[BEGIN]
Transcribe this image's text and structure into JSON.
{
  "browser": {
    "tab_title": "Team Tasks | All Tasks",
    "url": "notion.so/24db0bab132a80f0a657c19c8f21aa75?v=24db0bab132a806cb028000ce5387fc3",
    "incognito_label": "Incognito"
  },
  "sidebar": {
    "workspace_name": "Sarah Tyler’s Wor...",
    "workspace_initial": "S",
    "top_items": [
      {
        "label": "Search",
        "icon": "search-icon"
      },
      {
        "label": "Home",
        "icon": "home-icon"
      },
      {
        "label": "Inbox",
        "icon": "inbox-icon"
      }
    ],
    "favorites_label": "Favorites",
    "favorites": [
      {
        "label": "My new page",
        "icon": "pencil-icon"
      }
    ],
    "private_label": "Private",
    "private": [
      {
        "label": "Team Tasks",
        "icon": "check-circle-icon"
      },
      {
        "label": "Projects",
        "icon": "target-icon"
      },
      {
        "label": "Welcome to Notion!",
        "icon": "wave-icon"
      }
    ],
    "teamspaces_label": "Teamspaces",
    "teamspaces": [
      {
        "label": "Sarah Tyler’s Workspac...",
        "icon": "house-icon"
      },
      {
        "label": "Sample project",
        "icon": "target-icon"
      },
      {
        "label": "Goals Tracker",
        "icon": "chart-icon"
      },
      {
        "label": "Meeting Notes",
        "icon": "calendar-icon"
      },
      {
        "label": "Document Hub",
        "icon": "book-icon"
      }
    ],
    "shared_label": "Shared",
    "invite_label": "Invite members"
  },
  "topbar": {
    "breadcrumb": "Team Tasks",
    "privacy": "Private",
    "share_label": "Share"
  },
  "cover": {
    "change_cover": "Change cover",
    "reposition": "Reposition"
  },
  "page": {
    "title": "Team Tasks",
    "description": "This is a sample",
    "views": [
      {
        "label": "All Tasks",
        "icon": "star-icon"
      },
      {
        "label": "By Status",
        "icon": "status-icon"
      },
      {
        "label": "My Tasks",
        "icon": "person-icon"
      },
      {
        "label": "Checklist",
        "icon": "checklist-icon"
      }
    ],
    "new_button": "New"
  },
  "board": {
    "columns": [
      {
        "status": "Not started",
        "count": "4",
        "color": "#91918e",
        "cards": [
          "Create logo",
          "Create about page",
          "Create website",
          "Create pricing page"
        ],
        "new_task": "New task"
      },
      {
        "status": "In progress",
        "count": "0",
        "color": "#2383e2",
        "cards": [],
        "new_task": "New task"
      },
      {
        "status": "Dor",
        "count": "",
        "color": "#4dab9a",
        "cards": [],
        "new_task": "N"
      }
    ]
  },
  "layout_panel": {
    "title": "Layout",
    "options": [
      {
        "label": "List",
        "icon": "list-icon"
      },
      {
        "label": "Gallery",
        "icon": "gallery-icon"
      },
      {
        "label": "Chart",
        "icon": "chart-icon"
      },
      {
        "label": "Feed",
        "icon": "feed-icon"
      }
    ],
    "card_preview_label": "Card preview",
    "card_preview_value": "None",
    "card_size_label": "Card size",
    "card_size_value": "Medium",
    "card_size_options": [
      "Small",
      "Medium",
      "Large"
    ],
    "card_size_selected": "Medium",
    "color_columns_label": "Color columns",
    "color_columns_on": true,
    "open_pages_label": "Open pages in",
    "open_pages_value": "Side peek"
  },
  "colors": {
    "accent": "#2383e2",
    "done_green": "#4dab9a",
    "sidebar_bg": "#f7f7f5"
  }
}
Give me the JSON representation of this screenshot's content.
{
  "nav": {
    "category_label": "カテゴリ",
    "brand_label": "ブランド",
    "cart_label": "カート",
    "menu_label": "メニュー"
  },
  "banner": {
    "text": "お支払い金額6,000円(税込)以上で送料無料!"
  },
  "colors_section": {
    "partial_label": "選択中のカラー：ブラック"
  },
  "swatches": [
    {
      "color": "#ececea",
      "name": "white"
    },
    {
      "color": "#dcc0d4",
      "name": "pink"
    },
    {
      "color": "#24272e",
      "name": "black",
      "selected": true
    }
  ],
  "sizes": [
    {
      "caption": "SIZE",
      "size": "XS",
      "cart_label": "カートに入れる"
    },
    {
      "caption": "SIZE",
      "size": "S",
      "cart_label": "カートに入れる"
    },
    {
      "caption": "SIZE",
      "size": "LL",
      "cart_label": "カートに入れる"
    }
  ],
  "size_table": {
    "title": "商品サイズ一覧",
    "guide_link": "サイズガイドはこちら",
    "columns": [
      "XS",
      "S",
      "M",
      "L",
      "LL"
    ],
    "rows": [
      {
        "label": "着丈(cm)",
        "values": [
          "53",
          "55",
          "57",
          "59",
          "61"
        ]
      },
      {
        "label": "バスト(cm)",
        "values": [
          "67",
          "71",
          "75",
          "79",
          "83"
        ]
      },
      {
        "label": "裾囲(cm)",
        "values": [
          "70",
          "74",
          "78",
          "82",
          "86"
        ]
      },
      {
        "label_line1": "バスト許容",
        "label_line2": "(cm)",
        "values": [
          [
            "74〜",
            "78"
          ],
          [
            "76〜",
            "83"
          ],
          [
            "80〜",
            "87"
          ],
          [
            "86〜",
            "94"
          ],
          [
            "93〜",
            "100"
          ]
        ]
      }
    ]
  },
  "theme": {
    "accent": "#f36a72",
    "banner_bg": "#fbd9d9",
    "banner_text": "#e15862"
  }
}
[END]
Do this »
Set down all of the data above, word for word.

Solution »
Transcribe this image's text and structure into JSON.
{
  "browser": {
    "tab_title": "Team Tasks | All Tasks",
    "url": "notion.so/24db0bab132a80f0a657c19c8f21aa75?v=24db0bab132a806cb028000ce5387fc3",
    "incognito_label": "Incognito"
  },
  "sidebar": {
    "workspace_name": "Sarah Tyler’s Wor...",
    "workspace_initial": "S",
    "top_items": [
      {
        "label": "Search",
        "icon": "search-icon"
      },
      {
        "label": "Home",
        "icon": "home-icon"
      },
      {
        "label": "Inbox",
        "icon": "inbox-icon"
      }
    ],
    "favorites_label": "Favorites",
    "favorites": [
      {
        "label": "My new page",
        "icon": "pencil-icon"
      }
    ],
    "private_label": "Private",
    "private": [
      {
        "label": "Team Tasks",
        "icon": "check-circle-icon"
      },
      {
        "label": "Projects",
        "icon": "target-icon"
      },
      {
        "label": "Welcome to Notion!",
        "icon": "wave-icon"
      }
    ],
    "teamspaces_label": "Teamspaces",
    "teamspaces": [
      {
        "label": "Sarah Tyler’s Workspac...",
        "icon": "house-icon"
      },
      {
        "label": "Sample project",
        "icon": "target-icon"
      },
      {
        "label": "Goals Tracker",
        "icon": "chart-icon"
      },
      {
        "label": "Meeting Notes",
        "icon": "calendar-icon"
      },
      {
        "label": "Document Hub",
        "icon": "book-icon"
      }
    ],
    "shared_label": "Shared",
    "invite_label": "Invite members"
  },
  "topbar": {
    "breadcrumb": "Team Tasks",
    "privacy": "Private",
    "share_label": "Share"
  },
  "cover": {
    "change_cover": "Change cover",
    "reposition": "Reposition"
  },
  "page": {
    "title": "Team Tasks",
    "description": "This is a sample",
    "views": [
      {
        "label": "All Tasks",
        "icon": "star-icon"
      },
      {
        "label": "By Status",
        "icon": "status-icon"
      },
      {
        "label": "My Tasks",
        "icon": "person-icon"
      },
      {
        "label": "Checklist",
        "icon": "checklist-icon"
      }
    ],
    "new_button": "New"
  },
  "board": {
    "columns": [
      {
        "status": "Not started",
        "count": "4",
        "color": "#91918e",
        "cards": [
          "Create logo",
          "Create about page",
          "Create website",
          "Create pricing page"
        ],
        "new_task": "New task"
      },
      {
        "status": "In progress",
        "count": "0",
        "color": "#2383e2",
        "cards": [],
        "new_task": "New task"
      },
      {
        "status": "Dor",
        "count": "",
        "color": "#4dab9a",
        "cards": [],
        "new_task": "N"
      }
    ]
  },
  "layout_panel": {
    "title": "Layout",
    "options": [
      {
        "label": "List",
        "icon": "list-icon"
      },
      {
        "label": "Gallery",
        "icon": "gallery-icon"
      },
      {
        "label": "Chart",
        "icon": "chart-icon"
      },
      {
        "label": "Feed",
        "icon": "feed-icon"
      }
    ],
    "card_preview_label": "Card preview",
    "card_preview_value": "None",
    "card_size_label": "Card size",
    "card_size_value": "Medium",
    "card_size_options": [
      "Small",
      "Medium",
      "Large"
    ],
    "card_size_selected": "Medium",
    "color_columns_label": "Color columns",
    "color_columns_on": true,
    "open_pages_label": "Open pages in",
    "open_pages_value": "Side peek"
  },
  "colors": {
    "accent": "#2383e2",
    "done_green": "#4dab9a",
    "sidebar_bg": "#f7f7f5"
  }
}
Give me the JSON representation of this screenshot's content.
{
  "nav": {
    "category_label": "カテゴリ",
    "brand_label": "ブランド",
    "cart_label": "カート",
    "menu_label": "メニュー"
  },
  "banner": {
    "text": "お支払い金額6,000円(税込)以上で送料無料!"
  },
  "colors_section": {
    "partial_label": "選択中のカラー：ブラック"
  },
  "swatches": [
    {
      "color": "#ececea",
      "name": "white"
    },
    {
      "color": "#dcc0d4",
      "name": "pink"
    },
    {
      "color": "#24272e",
      "name": "black",
      "selected": true
    }
  ],
  "sizes": [
    {
      "caption": "SIZE",
      "size": "XS",
      "cart_label": "カートに入れる"
    },
    {
      "caption": "SIZE",
      "size": "S",
      "cart_label": "カートに入れる"
    },
    {
      "caption": "SIZE",
      "size": "LL",
      "cart_label": "カートに入れる"
    }
  ],
  "size_table": {
    "title": "商品サイズ一覧",
    "guide_link": "サイズガイドはこちら",
    "columns": [
      "XS",
      "S",
      "M",
      "L",
      "LL"
    ],
    "rows": [
      {
        "label": "着丈(cm)",
        "values": [
          "53",
          "55",
          "57",
          "59",
          "61"
        ]
      },
      {
        "label": "バスト(cm)",
        "values": [
          "67",
          "71",
          "75",
          "79",
          "83"
        ]
      },
      {
        "label": "裾囲(cm)",
        "values": [
          "70",
          "74",
          "78",
          "82",
          "86"
        ]
      },
      {
        "label_line1": "バスト許容",
        "label_line2": "(cm)",
        "values": [
          [
            "74〜",
            "78"
          ],
          [
            "76〜",
            "83"
          ],
          [
            "80〜",
            "87"
          ],
          [
            "86〜",
            "94"
          ],
          [
            "93〜",
            "100"
          ]
        ]
      }
    ]
  },
  "theme": {
    "accent": "#f36a72",
    "banner_bg": "#fbd9d9",
    "banner_text": "#e15862"
  }
}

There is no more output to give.